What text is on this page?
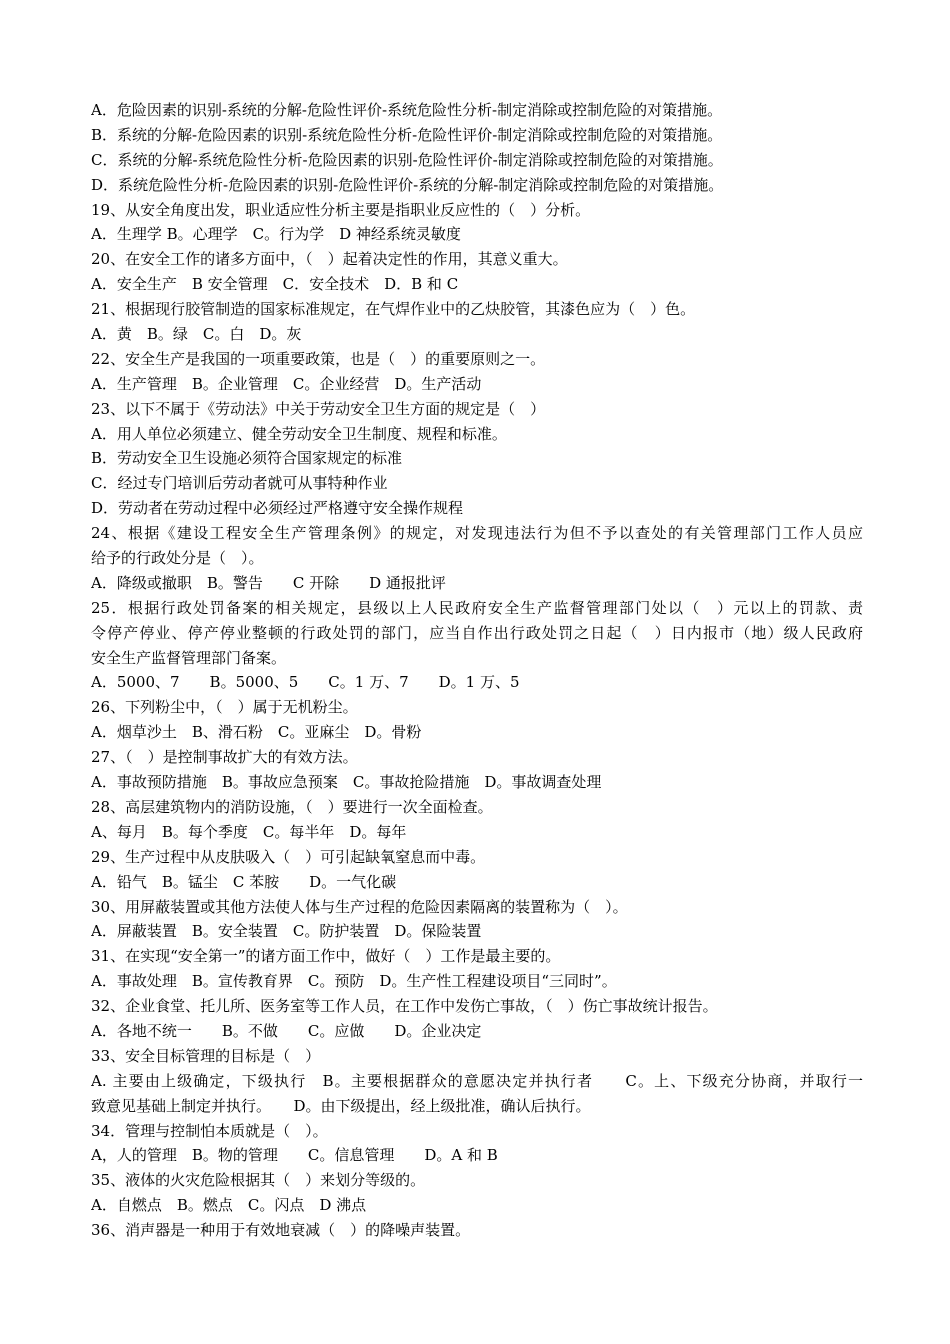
A．危险因素的识别-系统的分解-危险性评价-系统危险性分析-制定消除或控制危险的对策措施。
B．系统的分解-危险因素的识别-系统危险性分析-危险性评价-制定消除或控制危险的对策措施。
C．系统的分解-系统危险性分析-危险因素的识别-危险性评价-制定消除或控制危险的对策措施。
D．系统危险性分析-危险因素的识别-危险性评价-系统的分解-制定消除或控制危险的对策措施。
19、从安全角度出发，职业适应性分析主要是指职业反应性的（　）分析。
A．生理学 B。心理学　C。行为学　D 神经系统灵敏度
20、在安全工作的诸多方面中，（　）起着决定性的作用，其意义重大。
A．安全生产　B 安全管理　C．安全技术　D．B 和 C
21、根据现行胶管制造的国家标准规定，在气焊作业中的乙炔胶管，其漆色应为（　）色。
A．黄　B。绿　C。白　D。灰
22、安全生产是我国的一项重要政策，也是（　）的重要原则之一。
A．生产管理　B。企业管理　C。企业经营　D。生产活动
23、以下不属于《劳动法》中关于劳动安全卫生方面的规定是（　）
A．用人单位必须建立、健全劳动安全卫生制度、规程和标准。
B．劳动安全卫生设施必须符合国家规定的标准
C．经过专门培训后劳动者就可从事特种作业
D．劳动者在劳动过程中必须经过严格遵守安全操作规程
24、根据《建设工程安全生产管理条例》的规定，对发现违法行为但不予以查处的有关管理部门工作人员应
给予的行政处分是（　）。
A．降级或撤职　B。警告　　C 开除　　D 通报批评
25．根据行政处罚备案的相关规定，县级以上人民政府安全生产监督管理部门处以（　）元以上的罚款、责
令停产停业、停产停业整顿的行政处罚的部门，应当自作出行政处罚之日起（　）日内报市（地）级人民政府
安全生产监督管理部门备案。
A．5000、7　　B。5000、5　　C。1 万、7　　D。1 万、5
26、下列粉尘中，（　）属于无机粉尘。
A．烟草沙土　B、滑石粉　C。亚麻尘　D。骨粉
27、（　）是控制事故扩大的有效方法。
A．事故预防措施　B。事故应急预案　C。事故抢险措施　D。事故调查处理
28、高层建筑物内的消防设施，（　）要进行一次全面检查。
A、每月　B。每个季度　C。每半年　D。每年
29、生产过程中从皮肤吸入（　）可引起缺氧窒息而中毒。
A．铅气　B。锰尘　C 苯胺　　D。一气化碳
30、用屏蔽装置或其他方法使人体与生产过程的危险因素隔离的装置称为（　）。
A．屏蔽装置　B。安全装置　C。防护装置　D。保险装置
31、在实现“安全第一”的诸方面工作中，做好（　）工作是最主要的。
A．事故处理　B。宣传教育界　C。预防　D。生产性工程建设项目“三同时”。
32、企业食堂、托儿所、医务室等工作人员，在工作中发伤亡事故，（　）伤亡事故统计报告。
A．各地不统一　　B。不做　　C。应做　　D。企业决定
33、安全目标管理的目标是（　）
A. 主要由上级确定，下级执行　B。主要根据群众的意愿决定并执行者　　C。上、下级充分协商，并取行一
致意见基础上制定并执行。　　D。由下级提出，经上级批准，确认后执行。
34．管理与控制怕本质就是（　）。
A，人的管理　B。物的管理　　C。信息管理　　D。A 和 B
35、液体的火灾危险根据其（　）来划分等级的。
A．自燃点　B。燃点　C。闪点　D 沸点
36、消声器是一种用于有效地衰减（　）的降噪声装置。
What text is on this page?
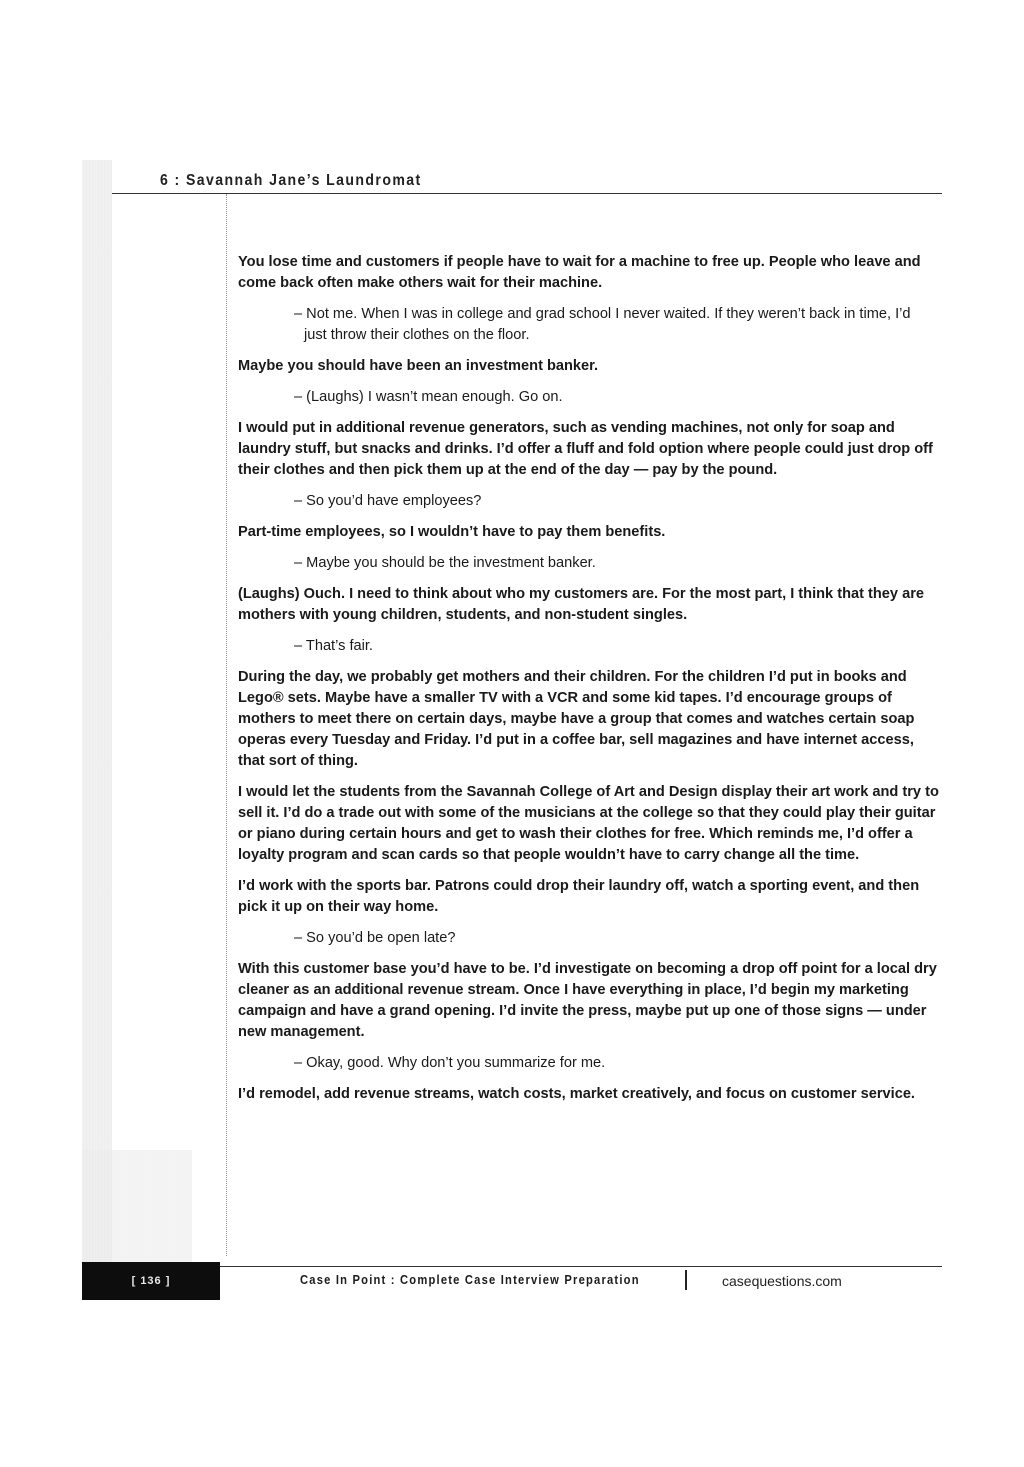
6 : Savannah Jane’s Laundromat

You lose time and customers if people have to wait for a machine to free up. People who leave and come back often make others wait for their machine.

– Not me. When I was in college and grad school I never waited. If they weren’t back in time, I’d just throw their clothes on the floor.

Maybe you should have been an investment banker.

– (Laughs) I wasn’t mean enough. Go on.

I would put in additional revenue generators, such as vending machines, not only for soap and laundry stuff, but snacks and drinks. I’d offer a fluff and fold option where people could just drop off their clothes and then pick them up at the end of the day — pay by the pound.

– So you’d have employees?

Part-time employees, so I wouldn’t have to pay them benefits.

– Maybe you should be the investment banker.

(Laughs) Ouch. I need to think about who my customers are. For the most part, I think that they are mothers with young children, students, and non-student singles.

– That’s fair.

During the day, we probably get mothers and their children. For the children I’d put in books and Lego® sets. Maybe have a smaller TV with a VCR and some kid tapes. I’d encourage groups of mothers to meet there on certain days, maybe have a group that comes and watches certain soap operas every Tuesday and Friday. I’d put in a coffee bar, sell magazines and have internet access, that sort of thing.

I would let the students from the Savannah College of Art and Design display their art work and try to sell it. I’d do a trade out with some of the musicians at the college so that they could play their guitar or piano during certain hours and get to wash their clothes for free. Which reminds me, I’d offer a loyalty program and scan cards so that people wouldn’t have to carry change all the time.

I’d work with the sports bar. Patrons could drop their laundry off, watch a sporting event, and then pick it up on their way home.

– So you’d be open late?

With this customer base you’d have to be. I’d investigate on becoming a drop off point for a local dry cleaner as an additional revenue stream. Once I have everything in place, I’d begin my marketing campaign and have a grand opening. I’d invite the press, maybe put up one of those signs — under new management.

– Okay, good. Why don’t you summarize for me.

I’d remodel, add revenue streams, watch costs, market creatively, and focus on customer service.

[ 136 ]	Case In Point : Complete Case Interview Preparation	casequestions.com
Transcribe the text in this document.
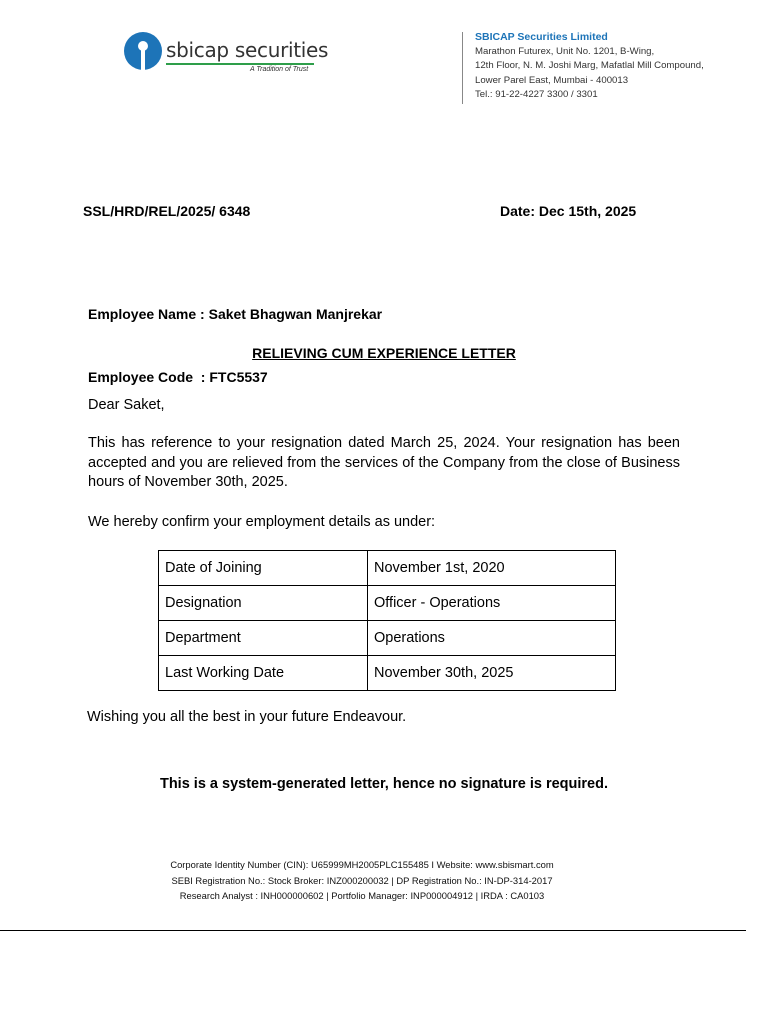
sbicap securities
A Tradition of Trust
SBICAP Securities Limited
Marathon Futurex, Unit No. 1201, B-Wing,
12th Floor, N. M. Joshi Marg, Mafatlal Mill Compound,
Lower Parel East, Mumbai - 400013
Tel.: 91-22-4227 3300 / 3301
SSL/HRD/REL/2025/ 6348	Date: Dec 15th, 2025

Employee Name : Saket Bhagwan Manjrekar

Employee Code  : FTC5537

RELIEVING CUM EXPERIENCE LETTER
Dear Saket,
This has reference to your resignation dated March 25, 2024. Your resignation has been accepted and you are relieved from the services of the Company from the close of Business hours of November 30th, 2025.
We hereby confirm your employment details as under:
Date of Joining	November 1st, 2020
Designation	Officer - Operations
Department	Operations
Last Working Date	November 30th, 2025
Wishing you all the best in your future Endeavour.
This is a system-generated letter, hence no signature is required.
Corporate Identity Number (CIN): U65999MH2005PLC155485 I Website: www.sbismart.com
SEBI Registration No.: Stock Broker: INZ000200032 | DP Registration No.: IN-DP-314-2017
Research Analyst : INH000000602 | Portfolio Manager: INP000004912 | IRDA : CA0103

• What is asked: Every record must be copied exactly, with images dropped from the result.

• Expected answer:
What text is on this page?
A．危险因素的识别-系统的分解-危险性评价-系统危险性分析-制定消除或控制危险的对策措施。
B．系统的分解-危险因素的识别-系统危险性分析-危险性评价-制定消除或控制危险的对策措施。
C．系统的分解-系统危险性分析-危险因素的识别-危险性评价-制定消除或控制危险的对策措施。
D．系统危险性分析-危险因素的识别-危险性评价-系统的分解-制定消除或控制危险的对策措施。
19、从安全角度出发，职业适应性分析主要是指职业反应性的（　）分析。
A．生理学 B。心理学　C。行为学　D 神经系统灵敏度
20、在安全工作的诸多方面中，（　）起着决定性的作用，其意义重大。
A．安全生产　B 安全管理　C．安全技术　D．B 和 C
21、根据现行胶管制造的国家标准规定，在气焊作业中的乙炔胶管，其漆色应为（　）色。
A．黄　B。绿　C。白　D。灰
22、安全生产是我国的一项重要政策，也是（　）的重要原则之一。
A．生产管理　B。企业管理　C。企业经营　D。生产活动
23、以下不属于《劳动法》中关于劳动安全卫生方面的规定是（　）
A．用人单位必须建立、健全劳动安全卫生制度、规程和标准。
B．劳动安全卫生设施必须符合国家规定的标准
C．经过专门培训后劳动者就可从事特种作业
D．劳动者在劳动过程中必须经过严格遵守安全操作规程
24、根据《建设工程安全生产管理条例》的规定，对发现违法行为但不予以查处的有关管理部门工作人员应
给予的行政处分是（　）。
A．降级或撤职　B。警告　　C 开除　　D 通报批评
25．根据行政处罚备案的相关规定，县级以上人民政府安全生产监督管理部门处以（　）元以上的罚款、责
令停产停业、停产停业整顿的行政处罚的部门，应当自作出行政处罚之日起（　）日内报市（地）级人民政府
安全生产监督管理部门备案。
A．5000、7　　B。5000、5　　C。1 万、7　　D。1 万、5
26、下列粉尘中，（　）属于无机粉尘。
A．烟草沙土　B、滑石粉　C。亚麻尘　D。骨粉
27、（　）是控制事故扩大的有效方法。
A．事故预防措施　B。事故应急预案　C。事故抢险措施　D。事故调查处理
28、高层建筑物内的消防设施，（　）要进行一次全面检查。
A、每月　B。每个季度　C。每半年　D。每年
29、生产过程中从皮肤吸入（　）可引起缺氧窒息而中毒。
A．铅气　B。锰尘　C 苯胺　　D。一气化碳
30、用屏蔽装置或其他方法使人体与生产过程的危险因素隔离的装置称为（　）。
A．屏蔽装置　B。安全装置　C。防护装置　D。保险装置
31、在实现“安全第一”的诸方面工作中，做好（　）工作是最主要的。
A．事故处理　B。宣传教育界　C。预防　D。生产性工程建设项目“三同时”。
32、企业食堂、托儿所、医务室等工作人员，在工作中发伤亡事故，（　）伤亡事故统计报告。
A．各地不统一　　B。不做　　C。应做　　D。企业决定
33、安全目标管理的目标是（　）
A. 主要由上级确定，下级执行　B。主要根据群众的意愿决定并执行者　　C。上、下级充分协商，并取行一
致意见基础上制定并执行。　　D。由下级提出，经上级批准，确认后执行。
34．管理与控制怕本质就是（　）。
A，人的管理　B。物的管理　　C。信息管理　　D。A 和 B
35、液体的火灾危险根据其（　）来划分等级的。
A．自燃点　B。燃点　C。闪点　D 沸点
36、消声器是一种用于有效地衰减（　）的降噪声装置。
What text is on this page?
6 : Savannah Jane’s Laundromat

You lose time and customers if people have to wait for a machine to free up. People who leave and come back often make others wait for their machine.

– Not me. When I was in college and grad school I never waited. If they weren’t back in time, I’d just throw their clothes on the floor.

Maybe you should have been an investment banker.

– (Laughs) I wasn’t mean enough. Go on.

I would put in additional revenue generators, such as vending machines, not only for soap and laundry stuff, but snacks and drinks. I’d offer a fluff and fold option where people could just drop off their clothes and then pick them up at the end of the day — pay by the pound.

– So you’d have employees?

Part-time employees, so I wouldn’t have to pay them benefits.

– Maybe you should be the investment banker.

(Laughs) Ouch. I need to think about who my customers are. For the most part, I think that they are mothers with young children, students, and non-student singles.

– That’s fair.

During the day, we probably get mothers and their children. For the children I’d put in books and Lego® sets. Maybe have a smaller TV with a VCR and some kid tapes. I’d encourage groups of mothers to meet there on certain days, maybe have a group that comes and watches certain soap operas every Tuesday and Friday. I’d put in a coffee bar, sell magazines and have internet access, that sort of thing.

I would let the students from the Savannah College of Art and Design display their art work and try to sell it. I’d do a trade out with some of the musicians at the college so that they could play their guitar or piano during certain hours and get to wash their clothes for free. Which reminds me, I’d offer a loyalty program and scan cards so that people wouldn’t have to carry change all the time.

I’d work with the sports bar. Patrons could drop their laundry off, watch a sporting event, and then pick it up on their way home.

– So you’d be open late?

With this customer base you’d have to be. I’d investigate on becoming a drop off point for a local dry cleaner as an additional revenue stream. Once I have everything in place, I’d begin my marketing campaign and have a grand opening. I’d invite the press, maybe put up one of those signs — under new management.

– Okay, good. Why don’t you summarize for me.

I’d remodel, add revenue streams, watch costs, market creatively, and focus on customer service.

[ 136 ]	Case In Point : Complete Case Interview Preparation	casequestions.com
Transcribe the text in this document.
sbicap securities
A Tradition of Trust
SBICAP Securities Limited
Marathon Futurex, Unit No. 1201, B-Wing,
12th Floor, N. M. Joshi Marg, Mafatlal Mill Compound,
Lower Parel East, Mumbai - 400013
Tel.: 91-22-4227 3300 / 3301
SSL/HRD/REL/2025/ 6348	Date: Dec 15th, 2025

Employee Name : Saket Bhagwan Manjrekar

Employee Code  : FTC5537

RELIEVING CUM EXPERIENCE LETTER
Dear Saket,
This has reference to your resignation dated March 25, 2024. Your resignation has been accepted and you are relieved from the services of the Company from the close of Business hours of November 30th, 2025.
We hereby confirm your employment details as under:
Date of Joining	November 1st, 2020
Designation	Officer - Operations
Department	Operations
Last Working Date	November 30th, 2025
Wishing you all the best in your future Endeavour.
This is a system-generated letter, hence no signature is required.
Corporate Identity Number (CIN): U65999MH2005PLC155485 I Website: www.sbismart.com
SEBI Registration No.: Stock Broker: INZ000200032 | DP Registration No.: IN-DP-314-2017
Research Analyst : INH000000602 | Portfolio Manager: INP000004912 | IRDA : CA0103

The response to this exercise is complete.